** Begin SUPPLIED DATA **

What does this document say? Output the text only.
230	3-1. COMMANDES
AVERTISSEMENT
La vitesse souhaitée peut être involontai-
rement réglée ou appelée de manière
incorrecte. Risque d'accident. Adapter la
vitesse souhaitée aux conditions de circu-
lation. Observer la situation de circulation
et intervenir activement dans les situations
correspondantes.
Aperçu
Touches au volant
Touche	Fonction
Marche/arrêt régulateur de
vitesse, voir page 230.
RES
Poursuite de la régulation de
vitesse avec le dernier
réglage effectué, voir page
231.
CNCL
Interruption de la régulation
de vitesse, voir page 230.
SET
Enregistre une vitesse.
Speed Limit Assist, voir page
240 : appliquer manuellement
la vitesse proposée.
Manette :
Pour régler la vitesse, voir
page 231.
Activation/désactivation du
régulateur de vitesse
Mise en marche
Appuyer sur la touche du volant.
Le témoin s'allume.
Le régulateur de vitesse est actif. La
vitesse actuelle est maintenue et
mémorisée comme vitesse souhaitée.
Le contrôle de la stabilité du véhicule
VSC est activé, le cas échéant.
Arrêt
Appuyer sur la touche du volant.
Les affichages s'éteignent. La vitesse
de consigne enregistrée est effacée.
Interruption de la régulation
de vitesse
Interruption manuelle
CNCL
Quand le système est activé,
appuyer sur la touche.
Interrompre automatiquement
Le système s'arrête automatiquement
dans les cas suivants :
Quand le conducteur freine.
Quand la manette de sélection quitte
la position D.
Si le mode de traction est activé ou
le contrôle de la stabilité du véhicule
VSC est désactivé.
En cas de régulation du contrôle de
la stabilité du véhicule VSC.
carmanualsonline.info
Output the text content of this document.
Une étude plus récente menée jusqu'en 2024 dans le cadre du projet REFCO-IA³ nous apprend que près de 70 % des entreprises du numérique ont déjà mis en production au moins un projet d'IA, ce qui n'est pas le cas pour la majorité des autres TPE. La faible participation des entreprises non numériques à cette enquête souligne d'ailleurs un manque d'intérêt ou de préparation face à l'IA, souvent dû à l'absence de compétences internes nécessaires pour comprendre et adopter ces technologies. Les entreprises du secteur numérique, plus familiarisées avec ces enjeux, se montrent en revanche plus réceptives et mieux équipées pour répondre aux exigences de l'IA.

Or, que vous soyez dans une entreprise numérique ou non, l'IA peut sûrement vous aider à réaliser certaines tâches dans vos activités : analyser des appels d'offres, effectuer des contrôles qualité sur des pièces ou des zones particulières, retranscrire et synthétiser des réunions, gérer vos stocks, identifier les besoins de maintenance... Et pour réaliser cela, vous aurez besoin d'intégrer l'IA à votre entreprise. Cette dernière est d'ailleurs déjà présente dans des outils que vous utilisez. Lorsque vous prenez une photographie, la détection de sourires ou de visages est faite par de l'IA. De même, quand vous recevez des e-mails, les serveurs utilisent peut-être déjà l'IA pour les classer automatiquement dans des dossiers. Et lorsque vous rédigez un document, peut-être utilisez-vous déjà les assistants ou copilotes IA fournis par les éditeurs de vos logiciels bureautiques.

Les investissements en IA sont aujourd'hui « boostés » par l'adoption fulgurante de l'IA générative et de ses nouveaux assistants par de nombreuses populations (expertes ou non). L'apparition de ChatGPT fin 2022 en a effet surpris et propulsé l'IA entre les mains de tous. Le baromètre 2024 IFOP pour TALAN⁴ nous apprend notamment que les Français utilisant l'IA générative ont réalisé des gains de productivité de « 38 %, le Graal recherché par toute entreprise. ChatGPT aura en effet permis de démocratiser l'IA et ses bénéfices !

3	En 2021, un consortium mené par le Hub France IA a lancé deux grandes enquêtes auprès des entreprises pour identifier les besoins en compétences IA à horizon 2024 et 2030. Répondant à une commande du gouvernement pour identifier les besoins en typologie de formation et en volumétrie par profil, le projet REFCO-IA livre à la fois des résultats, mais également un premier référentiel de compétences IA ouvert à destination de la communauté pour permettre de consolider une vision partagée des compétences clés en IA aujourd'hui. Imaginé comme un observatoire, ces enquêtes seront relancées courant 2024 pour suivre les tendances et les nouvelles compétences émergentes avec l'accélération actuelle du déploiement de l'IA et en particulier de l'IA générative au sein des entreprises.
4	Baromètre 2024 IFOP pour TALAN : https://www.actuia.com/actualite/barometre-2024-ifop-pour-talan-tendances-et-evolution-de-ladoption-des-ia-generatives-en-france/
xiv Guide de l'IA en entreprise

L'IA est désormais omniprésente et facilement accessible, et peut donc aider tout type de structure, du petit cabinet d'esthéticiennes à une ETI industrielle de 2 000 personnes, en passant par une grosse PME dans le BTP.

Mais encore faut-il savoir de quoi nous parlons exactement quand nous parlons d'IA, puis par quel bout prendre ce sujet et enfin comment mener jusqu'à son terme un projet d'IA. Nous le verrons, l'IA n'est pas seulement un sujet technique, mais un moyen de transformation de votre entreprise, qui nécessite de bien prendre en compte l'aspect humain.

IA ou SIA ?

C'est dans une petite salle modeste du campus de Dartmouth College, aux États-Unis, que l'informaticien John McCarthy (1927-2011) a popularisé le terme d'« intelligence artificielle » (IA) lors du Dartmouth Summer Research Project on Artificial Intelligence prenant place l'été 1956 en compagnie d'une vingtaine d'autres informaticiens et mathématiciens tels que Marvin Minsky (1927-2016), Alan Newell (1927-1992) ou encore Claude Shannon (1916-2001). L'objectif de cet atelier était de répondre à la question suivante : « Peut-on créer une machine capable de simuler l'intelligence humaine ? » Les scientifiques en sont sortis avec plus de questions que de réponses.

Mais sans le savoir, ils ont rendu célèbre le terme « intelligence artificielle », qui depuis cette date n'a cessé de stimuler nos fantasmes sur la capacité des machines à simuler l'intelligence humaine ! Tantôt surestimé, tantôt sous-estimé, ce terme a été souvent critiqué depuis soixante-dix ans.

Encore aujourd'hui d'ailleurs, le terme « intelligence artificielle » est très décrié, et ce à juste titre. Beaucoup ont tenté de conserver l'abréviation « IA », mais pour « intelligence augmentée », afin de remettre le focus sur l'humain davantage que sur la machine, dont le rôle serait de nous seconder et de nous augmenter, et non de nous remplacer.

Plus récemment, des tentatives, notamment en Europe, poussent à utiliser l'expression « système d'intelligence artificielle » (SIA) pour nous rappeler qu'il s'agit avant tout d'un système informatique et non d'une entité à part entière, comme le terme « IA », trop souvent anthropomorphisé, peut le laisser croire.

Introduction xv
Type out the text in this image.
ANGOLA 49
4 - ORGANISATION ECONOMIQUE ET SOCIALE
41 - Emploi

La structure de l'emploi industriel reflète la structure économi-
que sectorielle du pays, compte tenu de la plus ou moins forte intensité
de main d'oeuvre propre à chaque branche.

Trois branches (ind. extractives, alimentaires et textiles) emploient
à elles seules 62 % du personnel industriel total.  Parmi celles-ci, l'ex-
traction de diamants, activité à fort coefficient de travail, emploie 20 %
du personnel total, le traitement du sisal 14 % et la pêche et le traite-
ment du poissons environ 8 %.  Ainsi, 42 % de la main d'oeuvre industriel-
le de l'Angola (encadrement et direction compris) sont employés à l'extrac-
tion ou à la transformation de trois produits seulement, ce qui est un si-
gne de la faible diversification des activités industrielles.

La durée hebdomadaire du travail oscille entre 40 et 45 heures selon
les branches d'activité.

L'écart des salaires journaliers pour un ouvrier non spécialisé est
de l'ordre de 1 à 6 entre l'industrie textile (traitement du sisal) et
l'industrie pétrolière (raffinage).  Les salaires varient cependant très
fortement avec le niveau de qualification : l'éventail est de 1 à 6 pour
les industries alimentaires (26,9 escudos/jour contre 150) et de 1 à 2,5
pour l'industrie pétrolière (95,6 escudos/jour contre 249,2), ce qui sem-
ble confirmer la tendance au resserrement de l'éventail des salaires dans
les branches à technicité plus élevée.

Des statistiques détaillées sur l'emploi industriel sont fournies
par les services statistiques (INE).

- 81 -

** End SUPPLIED DATA **

> _WRITTEN PROBLEM_
Return the line that contains "Type out the text in this image." along with every line after it through the end of the entries, exactly, adding nothing.

> _EXERCISE SOLUTION_
Type out the text in this image.
ANGOLA 49
4 - ORGANISATION ECONOMIQUE ET SOCIALE
41 - Emploi

La structure de l'emploi industriel reflète la structure économi-
que sectorielle du pays, compte tenu de la plus ou moins forte intensité
de main d'oeuvre propre à chaque branche.

Trois branches (ind. extractives, alimentaires et textiles) emploient
à elles seules 62 % du personnel industriel total.  Parmi celles-ci, l'ex-
traction de diamants, activité à fort coefficient de travail, emploie 20 %
du personnel total, le traitement du sisal 14 % et la pêche et le traite-
ment du poissons environ 8 %.  Ainsi, 42 % de la main d'oeuvre industriel-
le de l'Angola (encadrement et direction compris) sont employés à l'extrac-
tion ou à la transformation de trois produits seulement, ce qui est un si-
gne de la faible diversification des activités industrielles.

La durée hebdomadaire du travail oscille entre 40 et 45 heures selon
les branches d'activité.

L'écart des salaires journaliers pour un ouvrier non spécialisé est
de l'ordre de 1 à 6 entre l'industrie textile (traitement du sisal) et
l'industrie pétrolière (raffinage).  Les salaires varient cependant très
fortement avec le niveau de qualification : l'éventail est de 1 à 6 pour
les industries alimentaires (26,9 escudos/jour contre 150) et de 1 à 2,5
pour l'industrie pétrolière (95,6 escudos/jour contre 249,2), ce qui sem-
ble confirmer la tendance au resserrement de l'éventail des salaires dans
les branches à technicité plus élevée.

Des statistiques détaillées sur l'emploi industriel sont fournies
par les services statistiques (INE).

- 81 -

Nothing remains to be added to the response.